[START DATA IN THIS EXERCISE]
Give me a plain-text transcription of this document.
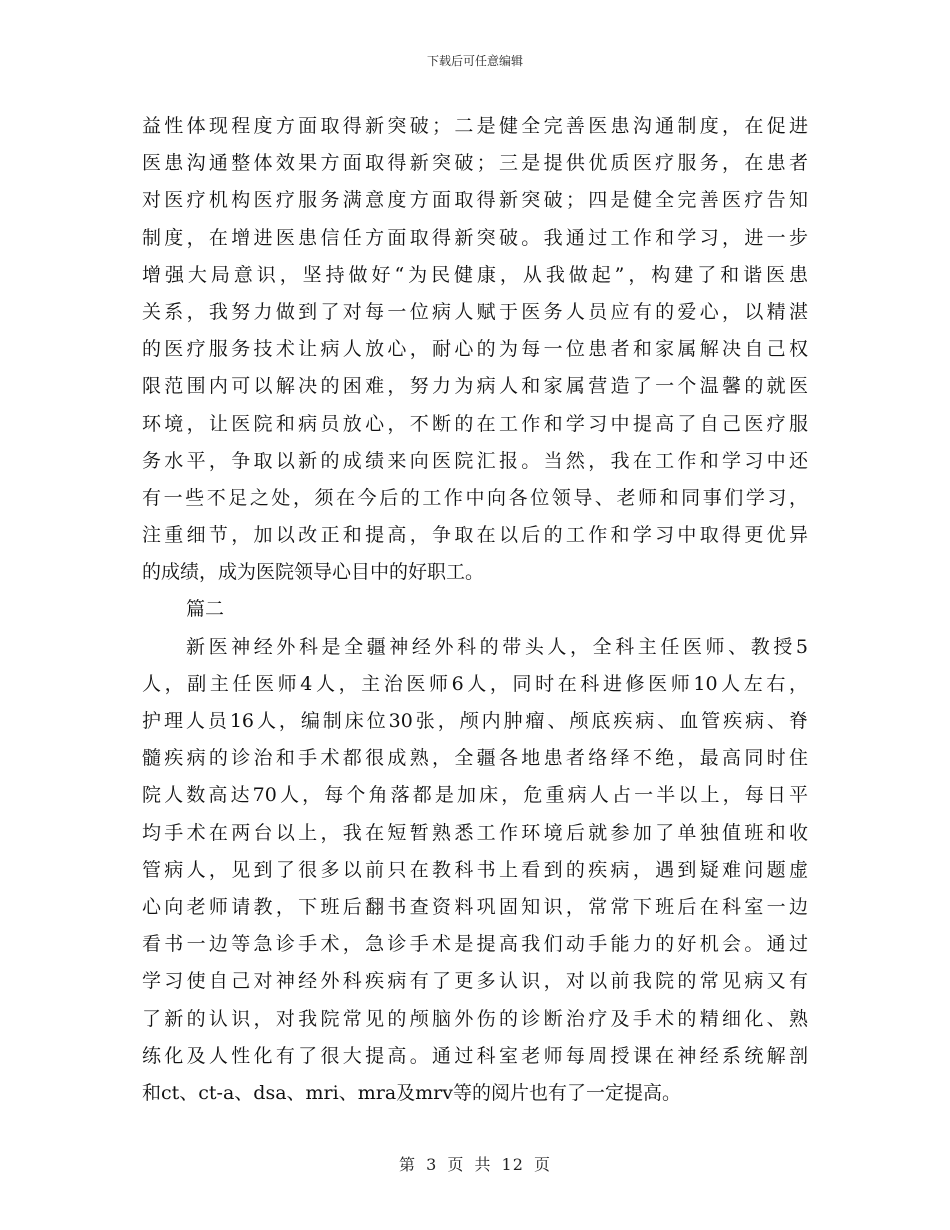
下载后可任意编辑
益性体现程度方面取得新突破；二是健全完善医患沟通制度，在促进
医患沟通整体效果方面取得新突破；三是提供优质医疗服务，在患者
对医疗机构医疗服务满意度方面取得新突破；四是健全完善医疗告知
制度，在增进医患信任方面取得新突破。我通过工作和学习，进一步
增强大局意识，坚持做好“为民健康，从我做起”，构建了和谐医患
关系，我努力做到了对每一位病人赋于医务人员应有的爱心，以精湛
的医疗服务技术让病人放心，耐心的为每一位患者和家属解决自己权
限范围内可以解决的困难，努力为病人和家属营造了一个温馨的就医
环境，让医院和病员放心，不断的在工作和学习中提高了自己医疗服
务水平，争取以新的成绩来向医院汇报。当然，我在工作和学习中还
有一些不足之处，须在今后的工作中向各位领导、老师和同事们学习，
注重细节，加以改正和提高，争取在以后的工作和学习中取得更优异
的成绩，成为医院领导心目中的好职工。
篇二
新医神经外科是全疆神经外科的带头人，全科主任医师、教授5
人，副主任医师4人，主治医师6人，同时在科进修医师10人左右，
护理人员16人，编制床位30张，颅内肿瘤、颅底疾病、血管疾病、脊
髓疾病的诊治和手术都很成熟，全疆各地患者络绎不绝，最高同时住
院人数高达70人，每个角落都是加床，危重病人占一半以上，每日平
均手术在两台以上，我在短暂熟悉工作环境后就参加了单独值班和收
管病人，见到了很多以前只在教科书上看到的疾病，遇到疑难问题虚
心向老师请教，下班后翻书查资料巩固知识，常常下班后在科室一边
看书一边等急诊手术，急诊手术是提高我们动手能力的好机会。通过
学习使自己对神经外科疾病有了更多认识，对以前我院的常见病又有
了新的认识，对我院常见的颅脑外伤的诊断治疗及手术的精细化、熟
练化及人性化有了很大提高。通过科室老师每周授课在神经系统解剖
和ct、ct-a、dsa、mri、mra及mrv等的阅片也有了一定提高。
第 3 页 共 12 页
[END DATA IN THIS EXERCISE]
§ **GOAL**
Every record must be copied exactly, with images dropped from the result.

§ **ANSWER TO THIS TASK**
Give me a plain-text transcription of this document.
下载后可任意编辑
益性体现程度方面取得新突破；二是健全完善医患沟通制度，在促进
医患沟通整体效果方面取得新突破；三是提供优质医疗服务，在患者
对医疗机构医疗服务满意度方面取得新突破；四是健全完善医疗告知
制度，在增进医患信任方面取得新突破。我通过工作和学习，进一步
增强大局意识，坚持做好“为民健康，从我做起”，构建了和谐医患
关系，我努力做到了对每一位病人赋于医务人员应有的爱心，以精湛
的医疗服务技术让病人放心，耐心的为每一位患者和家属解决自己权
限范围内可以解决的困难，努力为病人和家属营造了一个温馨的就医
环境，让医院和病员放心，不断的在工作和学习中提高了自己医疗服
务水平，争取以新的成绩来向医院汇报。当然，我在工作和学习中还
有一些不足之处，须在今后的工作中向各位领导、老师和同事们学习，
注重细节，加以改正和提高，争取在以后的工作和学习中取得更优异
的成绩，成为医院领导心目中的好职工。
篇二
新医神经外科是全疆神经外科的带头人，全科主任医师、教授5
人，副主任医师4人，主治医师6人，同时在科进修医师10人左右，
护理人员16人，编制床位30张，颅内肿瘤、颅底疾病、血管疾病、脊
髓疾病的诊治和手术都很成熟，全疆各地患者络绎不绝，最高同时住
院人数高达70人，每个角落都是加床，危重病人占一半以上，每日平
均手术在两台以上，我在短暂熟悉工作环境后就参加了单独值班和收
管病人，见到了很多以前只在教科书上看到的疾病，遇到疑难问题虚
心向老师请教，下班后翻书查资料巩固知识，常常下班后在科室一边
看书一边等急诊手术，急诊手术是提高我们动手能力的好机会。通过
学习使自己对神经外科疾病有了更多认识，对以前我院的常见病又有
了新的认识，对我院常见的颅脑外伤的诊断治疗及手术的精细化、熟
练化及人性化有了很大提高。通过科室老师每周授课在神经系统解剖
和ct、ct-a、dsa、mri、mra及mrv等的阅片也有了一定提高。
第 3 页 共 12 页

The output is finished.